:: Provided records

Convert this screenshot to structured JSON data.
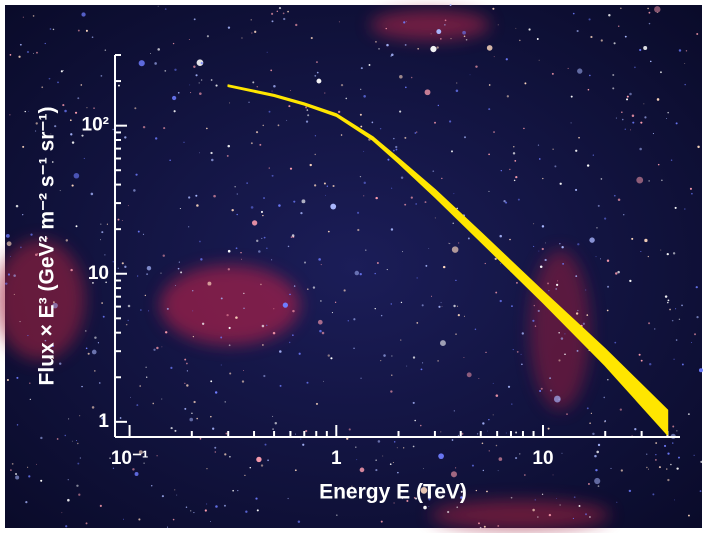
{
  "chart_data": {
    "type": "band",
    "x_label": "Energy E (TeV)",
    "y_label": "Flux × E³ (GeV² m⁻² s⁻¹ sr⁻¹)",
    "log_x": true,
    "log_y": true,
    "xlim": [
      0.085,
      46
    ],
    "ylim": [
      0.79,
      300
    ],
    "xticks": [
      {
        "value": 0.1,
        "label": "10⁻¹"
      },
      1,
      10
    ],
    "yticks": [
      1,
      10,
      {
        "value": 100,
        "label": "10²"
      }
    ],
    "minor_xticks": [
      0.2,
      0.3,
      0.4,
      0.5,
      0.6,
      0.7,
      0.8,
      0.9,
      2,
      3,
      4,
      5,
      6,
      7,
      8,
      9,
      20,
      30,
      40
    ],
    "minor_yticks": [
      2,
      3,
      4,
      5,
      6,
      7,
      8,
      9,
      20,
      30,
      40,
      50,
      60,
      70,
      80,
      90,
      200,
      300
    ],
    "color": "#ffe600",
    "x": [
      0.3,
      0.5,
      0.7,
      1,
      1.5,
      2,
      3,
      5,
      10,
      20,
      40
    ],
    "upper": [
      188,
      162,
      142,
      120,
      84,
      60,
      37,
      19,
      7.6,
      3.1,
      1.2
    ],
    "lower": [
      184,
      158,
      138,
      116,
      80,
      56,
      33,
      16.5,
      6.4,
      2.4,
      0.82
    ]
  }
}
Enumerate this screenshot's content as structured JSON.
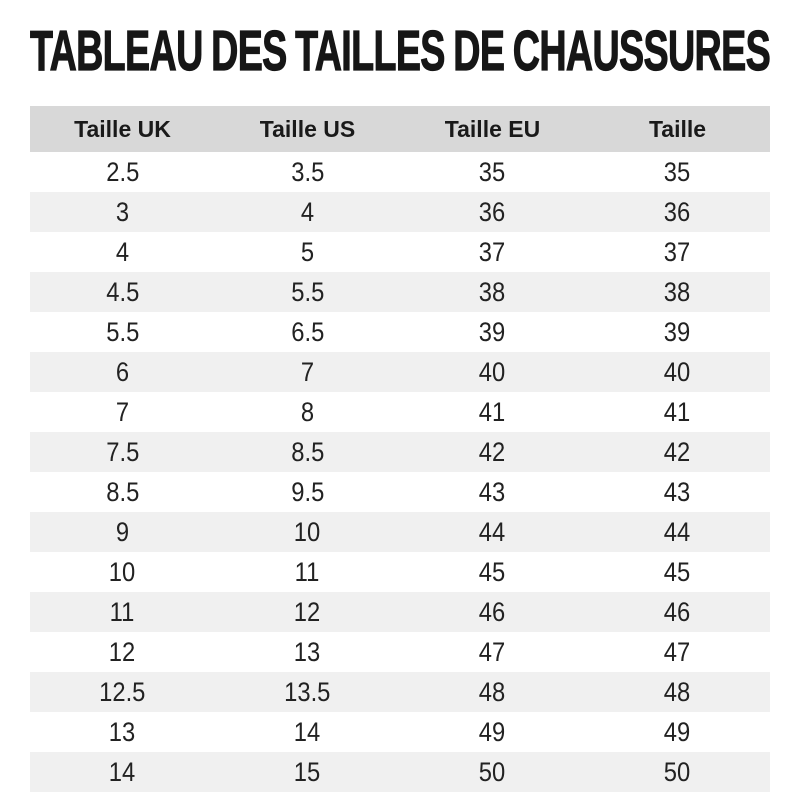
{
  "title": "TABLEAU DES TAILLES DE CHAUSSURES",
  "table": {
    "headers": [
      "Taille UK",
      "Taille US",
      "Taille EU",
      "Taille"
    ],
    "rows": [
      [
        "2.5",
        "3.5",
        "35",
        "35"
      ],
      [
        "3",
        "4",
        "36",
        "36"
      ],
      [
        "4",
        "5",
        "37",
        "37"
      ],
      [
        "4.5",
        "5.5",
        "38",
        "38"
      ],
      [
        "5.5",
        "6.5",
        "39",
        "39"
      ],
      [
        "6",
        "7",
        "40",
        "40"
      ],
      [
        "7",
        "8",
        "41",
        "41"
      ],
      [
        "7.5",
        "8.5",
        "42",
        "42"
      ],
      [
        "8.5",
        "9.5",
        "43",
        "43"
      ],
      [
        "9",
        "10",
        "44",
        "44"
      ],
      [
        "10",
        "11",
        "45",
        "45"
      ],
      [
        "11",
        "12",
        "46",
        "46"
      ],
      [
        "12",
        "13",
        "47",
        "47"
      ],
      [
        "12.5",
        "13.5",
        "48",
        "48"
      ],
      [
        "13",
        "14",
        "49",
        "49"
      ],
      [
        "14",
        "15",
        "50",
        "50"
      ]
    ]
  },
  "colors": {
    "header_bg": "#d8d8d8",
    "stripe_bg": "#f0f0f0",
    "row_bg": "#ffffff",
    "text": "#1b1b1b"
  }
}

::::

> Objective:
Take the listing above and restate it word for word, without its pictures.

> Solution to this task:
Convert this screenshot to structured JSON data.
{
  "chart_data": {
    "type": "band",
    "x_label": "Energy E (TeV)",
    "y_label": "Flux × E³ (GeV² m⁻² s⁻¹ sr⁻¹)",
    "log_x": true,
    "log_y": true,
    "xlim": [
      0.085,
      46
    ],
    "ylim": [
      0.79,
      300
    ],
    "xticks": [
      {
        "value": 0.1,
        "label": "10⁻¹"
      },
      1,
      10
    ],
    "yticks": [
      1,
      10,
      {
        "value": 100,
        "label": "10²"
      }
    ],
    "minor_xticks": [
      0.2,
      0.3,
      0.4,
      0.5,
      0.6,
      0.7,
      0.8,
      0.9,
      2,
      3,
      4,
      5,
      6,
      7,
      8,
      9,
      20,
      30,
      40
    ],
    "minor_yticks": [
      2,
      3,
      4,
      5,
      6,
      7,
      8,
      9,
      20,
      30,
      40,
      50,
      60,
      70,
      80,
      90,
      200,
      300
    ],
    "color": "#ffe600",
    "x": [
      0.3,
      0.5,
      0.7,
      1,
      1.5,
      2,
      3,
      5,
      10,
      20,
      40
    ],
    "upper": [
      188,
      162,
      142,
      120,
      84,
      60,
      37,
      19,
      7.6,
      3.1,
      1.2
    ],
    "lower": [
      184,
      158,
      138,
      116,
      80,
      56,
      33,
      16.5,
      6.4,
      2.4,
      0.82
    ]
  }
}
Enumerate this screenshot's content as structured JSON.
{
  "title": "TABLEAU DES TAILLES DE CHAUSSURES",
  "table": {
    "headers": [
      "Taille UK",
      "Taille US",
      "Taille EU",
      "Taille"
    ],
    "rows": [
      [
        "2.5",
        "3.5",
        "35",
        "35"
      ],
      [
        "3",
        "4",
        "36",
        "36"
      ],
      [
        "4",
        "5",
        "37",
        "37"
      ],
      [
        "4.5",
        "5.5",
        "38",
        "38"
      ],
      [
        "5.5",
        "6.5",
        "39",
        "39"
      ],
      [
        "6",
        "7",
        "40",
        "40"
      ],
      [
        "7",
        "8",
        "41",
        "41"
      ],
      [
        "7.5",
        "8.5",
        "42",
        "42"
      ],
      [
        "8.5",
        "9.5",
        "43",
        "43"
      ],
      [
        "9",
        "10",
        "44",
        "44"
      ],
      [
        "10",
        "11",
        "45",
        "45"
      ],
      [
        "11",
        "12",
        "46",
        "46"
      ],
      [
        "12",
        "13",
        "47",
        "47"
      ],
      [
        "12.5",
        "13.5",
        "48",
        "48"
      ],
      [
        "13",
        "14",
        "49",
        "49"
      ],
      [
        "14",
        "15",
        "50",
        "50"
      ]
    ]
  },
  "colors": {
    "header_bg": "#d8d8d8",
    "stripe_bg": "#f0f0f0",
    "row_bg": "#ffffff",
    "text": "#1b1b1b"
  }
}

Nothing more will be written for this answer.